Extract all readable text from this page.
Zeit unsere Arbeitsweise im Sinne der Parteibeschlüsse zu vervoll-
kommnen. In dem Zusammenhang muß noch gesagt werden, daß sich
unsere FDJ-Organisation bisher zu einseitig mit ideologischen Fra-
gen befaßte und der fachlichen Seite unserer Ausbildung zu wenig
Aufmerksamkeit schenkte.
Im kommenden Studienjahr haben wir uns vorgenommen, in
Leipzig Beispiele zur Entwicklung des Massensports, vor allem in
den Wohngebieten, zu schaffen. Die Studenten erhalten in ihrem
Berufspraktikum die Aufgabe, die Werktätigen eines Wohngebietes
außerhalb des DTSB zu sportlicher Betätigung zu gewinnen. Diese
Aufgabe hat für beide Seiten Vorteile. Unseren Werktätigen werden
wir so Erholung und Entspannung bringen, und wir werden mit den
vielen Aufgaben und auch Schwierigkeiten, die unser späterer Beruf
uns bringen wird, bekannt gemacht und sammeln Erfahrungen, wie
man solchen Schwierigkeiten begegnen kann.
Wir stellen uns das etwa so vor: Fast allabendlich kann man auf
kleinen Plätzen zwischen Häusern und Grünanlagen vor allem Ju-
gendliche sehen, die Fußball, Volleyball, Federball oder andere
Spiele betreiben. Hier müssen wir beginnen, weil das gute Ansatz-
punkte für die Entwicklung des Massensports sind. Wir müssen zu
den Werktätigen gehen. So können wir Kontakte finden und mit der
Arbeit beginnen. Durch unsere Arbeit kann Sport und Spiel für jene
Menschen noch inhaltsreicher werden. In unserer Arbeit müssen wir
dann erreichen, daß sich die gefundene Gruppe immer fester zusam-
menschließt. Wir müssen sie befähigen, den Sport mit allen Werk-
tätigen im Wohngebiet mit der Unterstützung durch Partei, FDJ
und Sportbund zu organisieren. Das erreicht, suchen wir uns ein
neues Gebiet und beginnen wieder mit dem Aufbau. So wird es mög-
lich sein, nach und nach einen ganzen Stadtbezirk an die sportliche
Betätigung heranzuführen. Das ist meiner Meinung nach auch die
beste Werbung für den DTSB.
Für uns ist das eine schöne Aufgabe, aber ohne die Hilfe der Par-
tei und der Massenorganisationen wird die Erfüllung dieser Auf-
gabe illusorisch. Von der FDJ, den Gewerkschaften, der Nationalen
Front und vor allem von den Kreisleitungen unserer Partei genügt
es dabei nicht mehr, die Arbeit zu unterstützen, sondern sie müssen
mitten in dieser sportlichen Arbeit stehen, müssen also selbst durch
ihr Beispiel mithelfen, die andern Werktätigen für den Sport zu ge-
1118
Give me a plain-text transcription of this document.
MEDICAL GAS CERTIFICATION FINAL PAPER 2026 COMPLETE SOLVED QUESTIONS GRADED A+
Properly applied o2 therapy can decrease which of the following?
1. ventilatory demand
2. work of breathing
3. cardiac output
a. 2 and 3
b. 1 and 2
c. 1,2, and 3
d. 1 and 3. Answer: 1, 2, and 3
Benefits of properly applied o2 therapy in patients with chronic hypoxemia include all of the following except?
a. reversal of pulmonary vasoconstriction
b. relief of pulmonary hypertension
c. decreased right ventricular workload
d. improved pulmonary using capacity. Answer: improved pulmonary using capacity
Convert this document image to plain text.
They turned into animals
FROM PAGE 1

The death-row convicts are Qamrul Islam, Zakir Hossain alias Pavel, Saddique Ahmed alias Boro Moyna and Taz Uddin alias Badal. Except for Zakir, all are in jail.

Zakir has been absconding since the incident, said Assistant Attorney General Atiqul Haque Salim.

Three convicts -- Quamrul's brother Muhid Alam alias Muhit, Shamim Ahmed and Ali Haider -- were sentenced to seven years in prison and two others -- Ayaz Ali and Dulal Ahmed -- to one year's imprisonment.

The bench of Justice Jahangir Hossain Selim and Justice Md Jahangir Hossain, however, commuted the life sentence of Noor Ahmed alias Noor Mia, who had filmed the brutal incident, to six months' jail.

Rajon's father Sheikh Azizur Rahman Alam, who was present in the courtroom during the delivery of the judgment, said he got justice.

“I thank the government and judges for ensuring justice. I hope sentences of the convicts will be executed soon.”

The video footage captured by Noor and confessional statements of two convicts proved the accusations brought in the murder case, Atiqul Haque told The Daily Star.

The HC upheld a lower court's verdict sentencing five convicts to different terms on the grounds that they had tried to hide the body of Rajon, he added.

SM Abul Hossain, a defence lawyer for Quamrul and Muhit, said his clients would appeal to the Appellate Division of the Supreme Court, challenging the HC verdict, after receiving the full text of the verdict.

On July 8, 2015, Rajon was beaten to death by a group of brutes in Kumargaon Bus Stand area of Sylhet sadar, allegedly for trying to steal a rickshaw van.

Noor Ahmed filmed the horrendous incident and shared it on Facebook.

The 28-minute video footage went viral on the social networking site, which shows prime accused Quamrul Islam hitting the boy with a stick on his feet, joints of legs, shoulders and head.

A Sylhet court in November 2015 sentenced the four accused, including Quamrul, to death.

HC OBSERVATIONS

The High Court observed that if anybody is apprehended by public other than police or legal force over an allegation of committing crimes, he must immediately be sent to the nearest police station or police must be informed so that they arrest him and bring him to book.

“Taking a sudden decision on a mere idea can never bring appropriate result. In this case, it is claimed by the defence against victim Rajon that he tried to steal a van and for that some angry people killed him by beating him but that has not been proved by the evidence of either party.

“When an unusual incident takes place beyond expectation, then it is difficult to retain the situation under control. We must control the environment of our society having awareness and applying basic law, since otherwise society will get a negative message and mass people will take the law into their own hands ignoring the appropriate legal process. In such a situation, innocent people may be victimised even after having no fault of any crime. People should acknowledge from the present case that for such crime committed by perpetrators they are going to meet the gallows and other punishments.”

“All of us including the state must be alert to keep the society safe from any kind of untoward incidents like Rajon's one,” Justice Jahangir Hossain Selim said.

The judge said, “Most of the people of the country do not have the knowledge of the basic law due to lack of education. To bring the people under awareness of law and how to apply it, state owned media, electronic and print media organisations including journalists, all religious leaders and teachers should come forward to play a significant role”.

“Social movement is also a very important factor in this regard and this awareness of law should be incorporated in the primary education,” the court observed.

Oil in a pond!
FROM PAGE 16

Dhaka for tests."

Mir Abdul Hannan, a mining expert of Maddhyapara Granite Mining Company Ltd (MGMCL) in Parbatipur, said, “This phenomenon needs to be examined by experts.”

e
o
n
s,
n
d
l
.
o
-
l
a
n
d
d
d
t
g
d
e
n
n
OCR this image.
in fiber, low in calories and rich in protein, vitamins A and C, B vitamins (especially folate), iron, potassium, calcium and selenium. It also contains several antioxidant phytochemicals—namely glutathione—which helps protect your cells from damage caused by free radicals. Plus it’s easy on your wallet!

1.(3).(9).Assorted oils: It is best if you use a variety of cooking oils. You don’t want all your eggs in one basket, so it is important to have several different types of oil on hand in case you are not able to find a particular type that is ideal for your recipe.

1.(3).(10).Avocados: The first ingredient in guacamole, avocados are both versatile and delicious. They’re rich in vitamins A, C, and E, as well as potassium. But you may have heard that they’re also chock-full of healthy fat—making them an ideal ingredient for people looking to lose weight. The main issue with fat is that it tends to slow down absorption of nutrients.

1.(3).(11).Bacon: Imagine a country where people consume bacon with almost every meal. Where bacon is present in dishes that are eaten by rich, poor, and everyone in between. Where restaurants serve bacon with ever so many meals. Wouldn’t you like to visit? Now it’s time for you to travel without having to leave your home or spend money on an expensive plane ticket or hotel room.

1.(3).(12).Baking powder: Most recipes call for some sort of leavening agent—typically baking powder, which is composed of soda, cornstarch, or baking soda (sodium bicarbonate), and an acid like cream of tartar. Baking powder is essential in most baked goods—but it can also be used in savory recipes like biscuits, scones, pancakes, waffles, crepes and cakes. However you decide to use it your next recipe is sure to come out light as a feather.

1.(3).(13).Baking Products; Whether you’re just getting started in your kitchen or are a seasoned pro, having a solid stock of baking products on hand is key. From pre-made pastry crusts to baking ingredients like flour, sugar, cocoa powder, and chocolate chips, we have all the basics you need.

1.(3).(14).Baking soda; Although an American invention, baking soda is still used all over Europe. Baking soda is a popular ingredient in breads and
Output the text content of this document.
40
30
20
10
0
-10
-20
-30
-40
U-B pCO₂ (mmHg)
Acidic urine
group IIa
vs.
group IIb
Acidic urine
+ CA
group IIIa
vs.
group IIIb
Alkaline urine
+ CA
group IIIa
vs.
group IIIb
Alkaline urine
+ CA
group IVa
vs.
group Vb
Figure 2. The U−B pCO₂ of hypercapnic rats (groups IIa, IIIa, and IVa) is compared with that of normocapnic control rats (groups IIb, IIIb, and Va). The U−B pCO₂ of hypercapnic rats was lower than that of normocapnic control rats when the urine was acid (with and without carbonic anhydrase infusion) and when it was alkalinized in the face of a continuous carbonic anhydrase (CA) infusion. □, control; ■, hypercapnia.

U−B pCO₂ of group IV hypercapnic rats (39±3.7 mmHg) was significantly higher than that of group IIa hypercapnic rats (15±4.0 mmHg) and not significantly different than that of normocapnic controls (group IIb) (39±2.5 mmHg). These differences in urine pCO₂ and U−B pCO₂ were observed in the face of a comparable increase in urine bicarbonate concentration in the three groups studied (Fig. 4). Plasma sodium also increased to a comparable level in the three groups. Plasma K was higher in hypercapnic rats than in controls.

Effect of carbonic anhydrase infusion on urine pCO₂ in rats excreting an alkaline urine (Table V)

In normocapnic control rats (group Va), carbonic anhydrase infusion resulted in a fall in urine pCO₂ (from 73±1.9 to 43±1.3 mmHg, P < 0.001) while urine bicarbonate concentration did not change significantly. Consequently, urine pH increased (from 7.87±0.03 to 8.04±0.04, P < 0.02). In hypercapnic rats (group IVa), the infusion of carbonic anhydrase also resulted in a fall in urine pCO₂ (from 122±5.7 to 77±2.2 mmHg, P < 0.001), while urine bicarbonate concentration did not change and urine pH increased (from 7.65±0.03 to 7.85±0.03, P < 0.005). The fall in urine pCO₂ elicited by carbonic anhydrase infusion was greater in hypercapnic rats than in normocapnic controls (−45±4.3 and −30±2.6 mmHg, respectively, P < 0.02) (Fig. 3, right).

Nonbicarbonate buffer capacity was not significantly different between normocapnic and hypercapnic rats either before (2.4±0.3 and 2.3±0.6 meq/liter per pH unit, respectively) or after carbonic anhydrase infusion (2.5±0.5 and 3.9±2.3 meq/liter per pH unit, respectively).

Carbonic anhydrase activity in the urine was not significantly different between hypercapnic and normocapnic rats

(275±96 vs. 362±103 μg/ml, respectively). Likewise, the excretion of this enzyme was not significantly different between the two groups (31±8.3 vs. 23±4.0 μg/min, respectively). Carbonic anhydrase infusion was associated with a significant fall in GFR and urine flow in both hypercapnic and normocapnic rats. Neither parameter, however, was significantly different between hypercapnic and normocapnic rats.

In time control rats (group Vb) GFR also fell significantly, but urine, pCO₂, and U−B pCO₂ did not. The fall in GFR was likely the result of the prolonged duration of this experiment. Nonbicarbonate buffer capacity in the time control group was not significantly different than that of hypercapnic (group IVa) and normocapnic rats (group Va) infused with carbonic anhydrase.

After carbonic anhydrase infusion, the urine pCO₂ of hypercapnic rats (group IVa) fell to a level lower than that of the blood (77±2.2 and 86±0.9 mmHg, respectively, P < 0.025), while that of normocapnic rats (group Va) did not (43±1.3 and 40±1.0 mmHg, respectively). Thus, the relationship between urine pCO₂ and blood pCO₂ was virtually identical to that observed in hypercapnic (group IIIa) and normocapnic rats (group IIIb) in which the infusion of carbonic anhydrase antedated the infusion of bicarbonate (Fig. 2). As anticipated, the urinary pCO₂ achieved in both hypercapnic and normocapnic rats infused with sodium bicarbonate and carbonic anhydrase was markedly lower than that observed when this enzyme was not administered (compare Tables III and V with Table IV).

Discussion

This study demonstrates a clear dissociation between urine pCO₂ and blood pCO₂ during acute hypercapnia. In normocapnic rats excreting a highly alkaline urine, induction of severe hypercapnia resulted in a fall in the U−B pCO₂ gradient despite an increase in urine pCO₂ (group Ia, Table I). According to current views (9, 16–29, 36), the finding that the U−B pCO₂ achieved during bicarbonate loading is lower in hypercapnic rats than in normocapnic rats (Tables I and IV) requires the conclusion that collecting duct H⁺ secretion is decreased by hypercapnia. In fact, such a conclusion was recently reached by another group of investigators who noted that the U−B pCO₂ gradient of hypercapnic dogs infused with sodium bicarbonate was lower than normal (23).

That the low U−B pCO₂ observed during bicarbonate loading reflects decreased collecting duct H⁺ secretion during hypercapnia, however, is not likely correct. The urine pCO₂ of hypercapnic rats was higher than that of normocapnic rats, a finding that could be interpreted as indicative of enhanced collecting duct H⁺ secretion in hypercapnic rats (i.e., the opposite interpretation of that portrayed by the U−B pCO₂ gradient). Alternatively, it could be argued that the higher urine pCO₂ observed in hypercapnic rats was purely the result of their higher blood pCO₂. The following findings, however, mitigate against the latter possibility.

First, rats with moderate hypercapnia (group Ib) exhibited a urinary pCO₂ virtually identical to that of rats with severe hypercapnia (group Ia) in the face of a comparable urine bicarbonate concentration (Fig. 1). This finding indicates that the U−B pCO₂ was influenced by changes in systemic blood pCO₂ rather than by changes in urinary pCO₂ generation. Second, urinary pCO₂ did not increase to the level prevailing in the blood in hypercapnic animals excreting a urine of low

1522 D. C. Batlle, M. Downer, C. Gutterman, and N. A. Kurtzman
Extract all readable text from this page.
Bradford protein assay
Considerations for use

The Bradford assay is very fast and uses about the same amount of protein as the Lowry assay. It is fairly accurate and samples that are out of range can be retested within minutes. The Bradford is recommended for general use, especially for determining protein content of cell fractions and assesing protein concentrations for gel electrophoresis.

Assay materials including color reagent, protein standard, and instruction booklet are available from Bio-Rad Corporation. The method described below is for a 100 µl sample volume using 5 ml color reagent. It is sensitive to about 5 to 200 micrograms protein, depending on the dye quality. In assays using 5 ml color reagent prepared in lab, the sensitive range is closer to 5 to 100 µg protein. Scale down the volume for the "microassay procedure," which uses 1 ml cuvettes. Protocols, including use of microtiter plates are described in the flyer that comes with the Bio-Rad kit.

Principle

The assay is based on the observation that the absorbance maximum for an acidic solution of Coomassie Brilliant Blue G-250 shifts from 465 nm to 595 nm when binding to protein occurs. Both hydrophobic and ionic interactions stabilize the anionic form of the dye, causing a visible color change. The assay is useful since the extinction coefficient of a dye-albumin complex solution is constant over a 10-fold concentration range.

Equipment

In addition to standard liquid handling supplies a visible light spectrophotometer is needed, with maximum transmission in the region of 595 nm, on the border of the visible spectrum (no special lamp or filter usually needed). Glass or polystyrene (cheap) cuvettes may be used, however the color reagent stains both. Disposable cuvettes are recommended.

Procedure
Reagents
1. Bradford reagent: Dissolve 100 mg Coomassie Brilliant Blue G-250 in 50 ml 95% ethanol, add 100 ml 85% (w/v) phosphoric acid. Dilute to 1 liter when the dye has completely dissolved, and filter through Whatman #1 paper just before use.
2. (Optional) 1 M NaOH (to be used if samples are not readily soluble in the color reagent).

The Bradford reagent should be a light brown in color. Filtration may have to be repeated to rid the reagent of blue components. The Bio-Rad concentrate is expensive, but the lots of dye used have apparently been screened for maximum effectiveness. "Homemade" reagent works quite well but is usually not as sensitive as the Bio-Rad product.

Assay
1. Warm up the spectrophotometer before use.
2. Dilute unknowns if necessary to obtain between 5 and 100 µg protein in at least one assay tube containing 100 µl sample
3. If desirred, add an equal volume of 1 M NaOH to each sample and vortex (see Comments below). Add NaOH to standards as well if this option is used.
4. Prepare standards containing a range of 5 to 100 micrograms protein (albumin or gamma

····················

Description of the task → Report all lines above with "jail".

Task result →
The death-row convicts are Qamrul Islam, Zakir Hossain alias Pavel, Saddique Ahmed alias Boro Moyna and Taz Uddin alias Badal. Except for Zakir, all are in jail.
The bench of Justice Jahangir Hossain Selim and Justice Md Jahangir Hossain, however, commuted the life sentence of Noor Ahmed alias Noor Mia, who had filmed the brutal incident, to six months' jail.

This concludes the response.